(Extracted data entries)
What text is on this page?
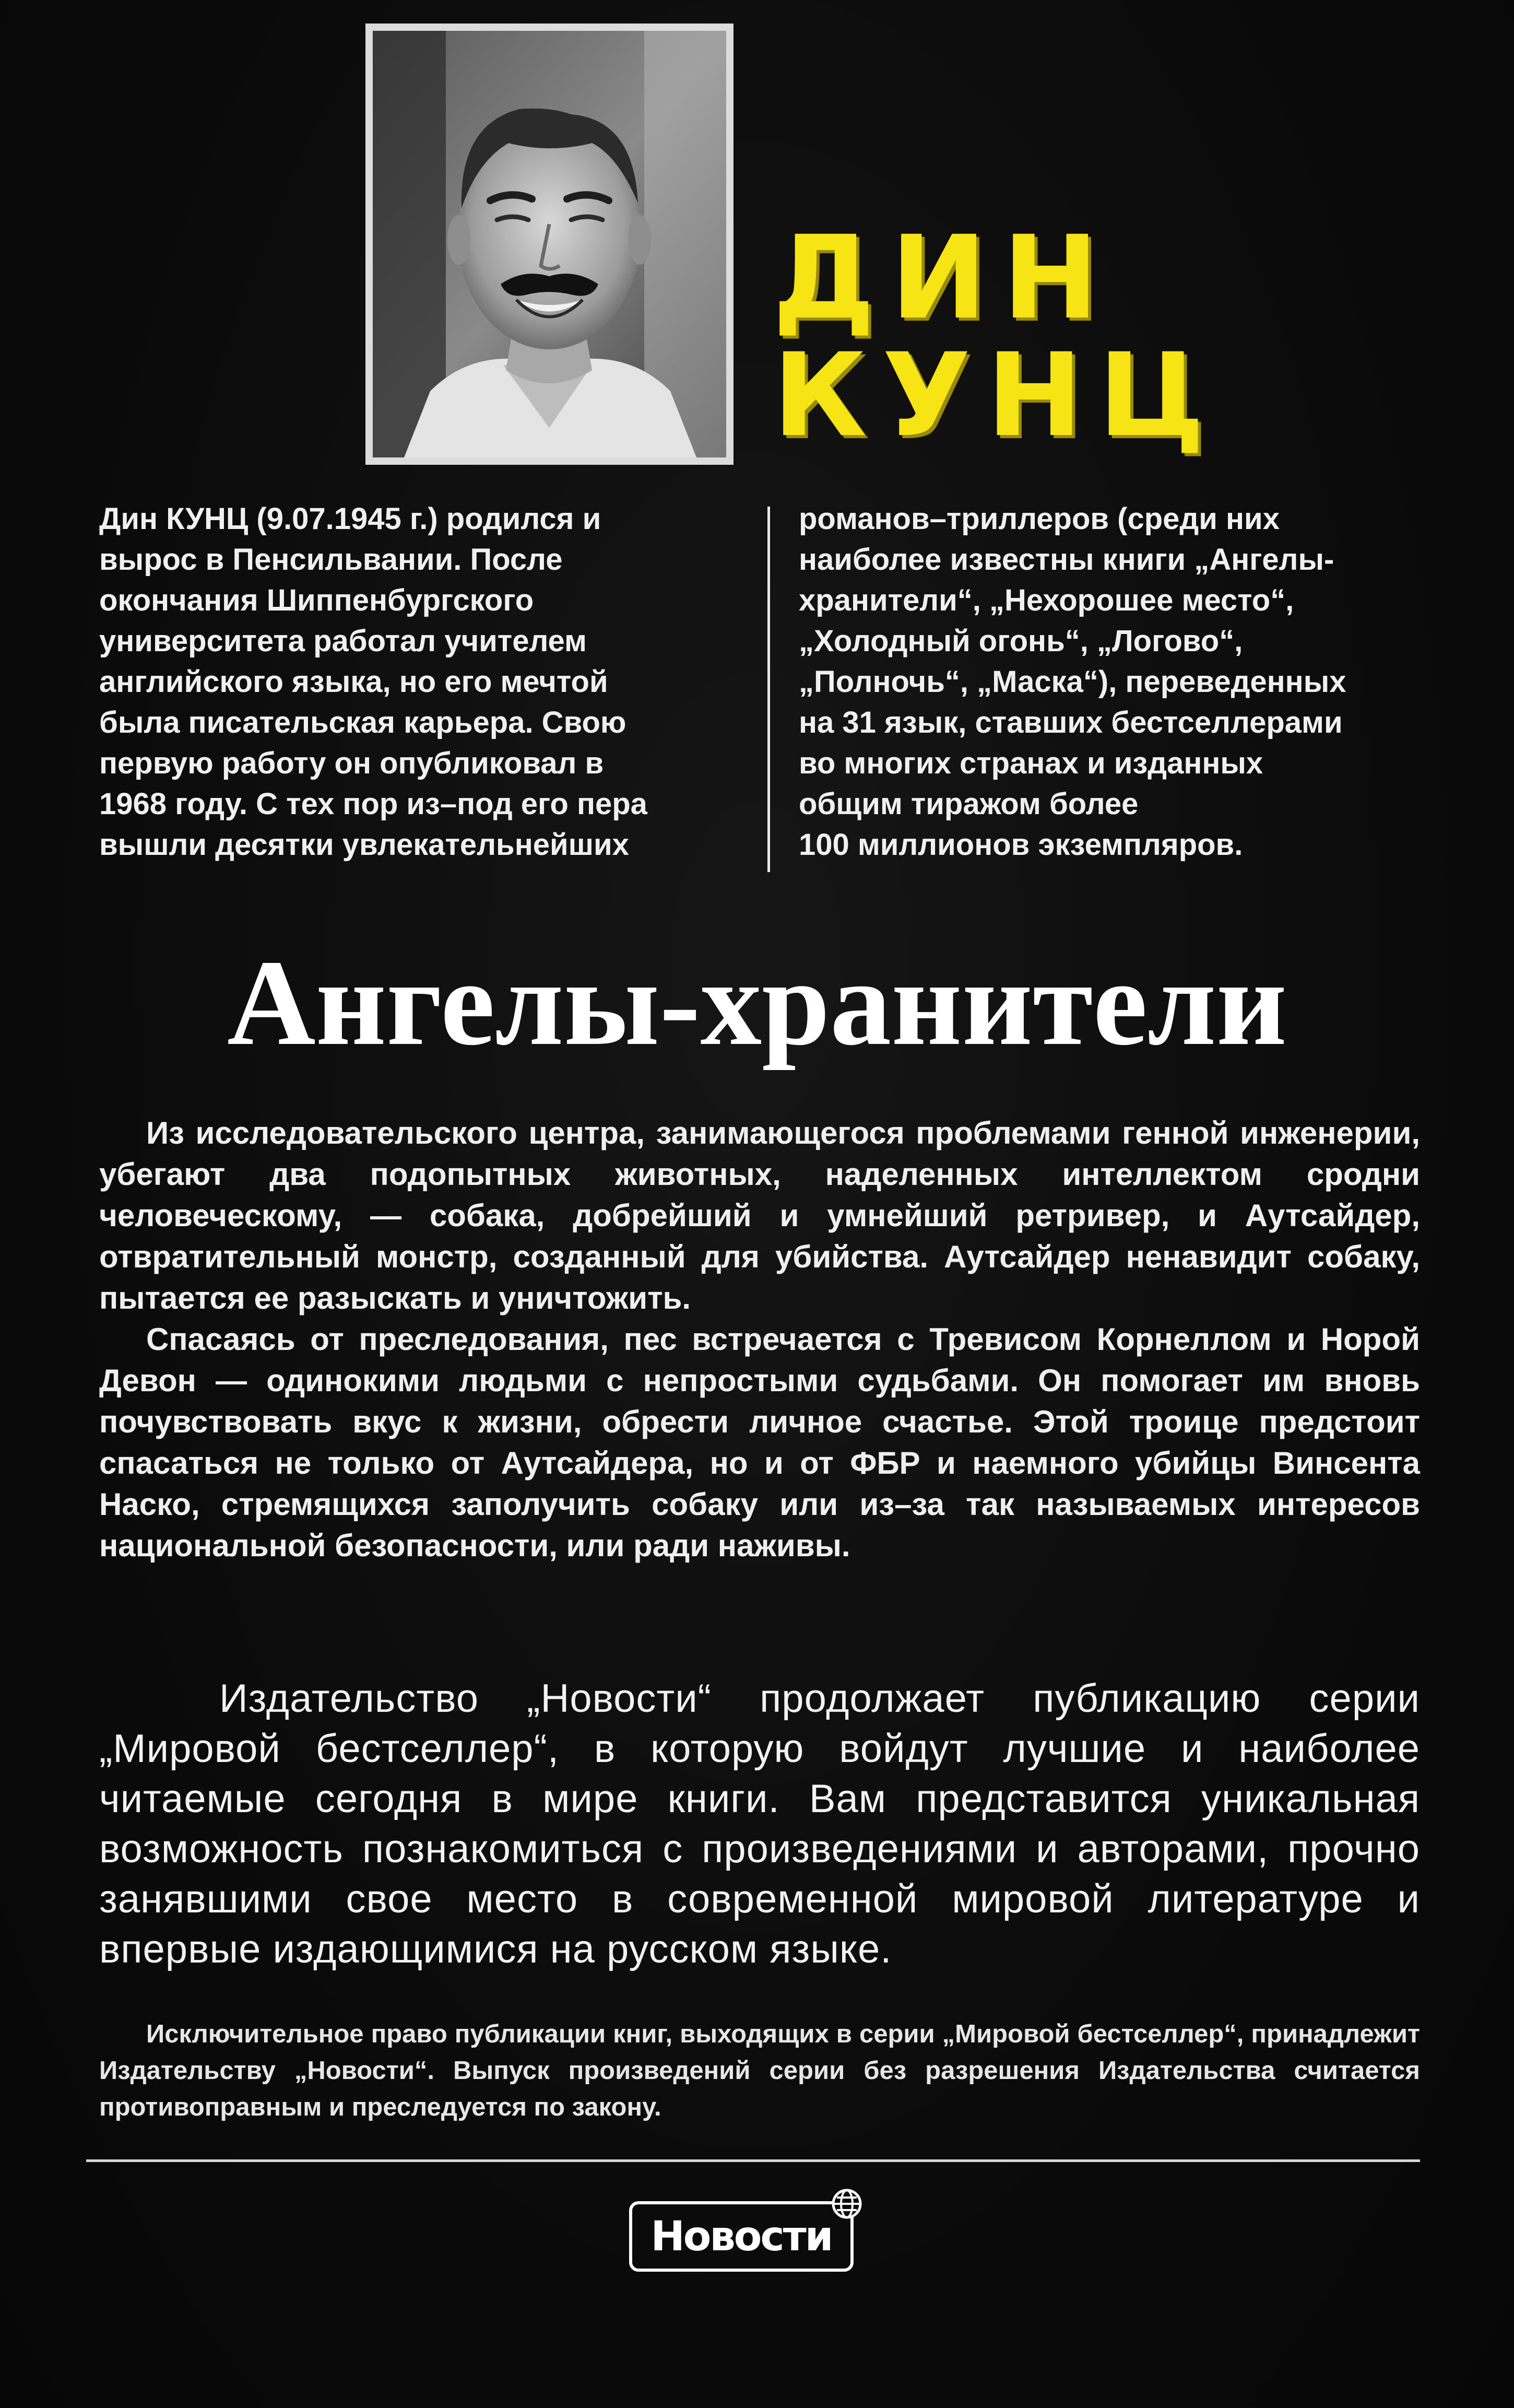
ДИН
КУНЦ

Дин КУНЦ (9.07.1945 г.) родился и
вырос в Пенсильвании. После
окончания Шиппенбургского
университета работал учителем
английского языка, но его мечтой
была писательская карьера. Свою
первую работу он опубликовал в
1968 году. С тех пор из–под его пера
вышли десятки увлекательнейших

романов–триллеров (среди них
наиболее известны книги „Ангелы-
хранители“, „Нехорошее место“,
„Холодный огонь“, „Логово“,
„Полночь“, „Маска“), переведенных
на 31 язык, ставших бестселлерами
во многих странах и изданных
общим тиражом более
100 миллионов экземпляров.

Ангелы-хранители

Из исследовательского центра, занимающегося проблемами генной инженерии, убегают два подопытных животных, наделенных интеллектом сродни человеческому, — собака, добрейший и умнейший ретривер, и Аутсайдер, отвратительный монстр, созданный для убийства. Аутсайдер ненавидит собаку, пытается ее разыскать и уничтожить.

Спасаясь от преследования, пес встречается с Тревисом Корнеллом и Норой Девон — одинокими людьми с непростыми судьбами. Он помогает им вновь почувствовать вкус к жизни, обрести личное счастье. Этой троице предстоит спасаться не только от Аутсайдера, но и от ФБР и наемного убийцы Винсента Наско, стремящихся заполучить собаку или из–за так называемых интересов национальной безопасности, или ради наживы.

Издательство „Новости“ продолжает публикацию серии „Мировой бестселлер“, в которую войдут лучшие и наиболее читаемые сегодня в мире книги. Вам представится уникальная возможность познакомиться с произведениями и авторами, прочно занявшими свое место в современной мировой литературе и впервые издающимися на русском языке.

Исключительное право публикации книг, выходящих в серии „Мировой бестселлер“, принадлежит Издательству „Новости“. Выпуск произведений серии без разрешения Издательства считается противоправным и преследуется по закону.

Новости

**WHAT NEEDS TO BE DONE**
Do not copy the pictures, but repeat every line exactly.

**WRITTEN ANSWER**
What text is on this page?
ДИН
КУНЦ

Дин КУНЦ (9.07.1945 г.) родился и
вырос в Пенсильвании. После
окончания Шиппенбургского
университета работал учителем
английского языка, но его мечтой
была писательская карьера. Свою
первую работу он опубликовал в
1968 году. С тех пор из–под его пера
вышли десятки увлекательнейших

романов–триллеров (среди них
наиболее известны книги „Ангелы-
хранители“, „Нехорошее место“,
„Холодный огонь“, „Логово“,
„Полночь“, „Маска“), переведенных
на 31 язык, ставших бестселлерами
во многих странах и изданных
общим тиражом более
100 миллионов экземпляров.

Ангелы-хранители

Из исследовательского центра, занимающегося проблемами генной инженерии, убегают два подопытных животных, наделенных интеллектом сродни человеческому, — собака, добрейший и умнейший ретривер, и Аутсайдер, отвратительный монстр, созданный для убийства. Аутсайдер ненавидит собаку, пытается ее разыскать и уничтожить.

Спасаясь от преследования, пес встречается с Тревисом Корнеллом и Норой Девон — одинокими людьми с непростыми судьбами. Он помогает им вновь почувствовать вкус к жизни, обрести личное счастье. Этой троице предстоит спасаться не только от Аутсайдера, но и от ФБР и наемного убийцы Винсента Наско, стремящихся заполучить собаку или из–за так называемых интересов национальной безопасности, или ради наживы.

Издательство „Новости“ продолжает публикацию серии „Мировой бестселлер“, в которую войдут лучшие и наиболее читаемые сегодня в мире книги. Вам представится уникальная возможность познакомиться с произведениями и авторами, прочно занявшими свое место в современной мировой литературе и впервые издающимися на русском языке.

Исключительное право публикации книг, выходящих в серии „Мировой бестселлер“, принадлежит Издательству „Новости“. Выпуск произведений серии без разрешения Издательства считается противоправным и преследуется по закону.

Новости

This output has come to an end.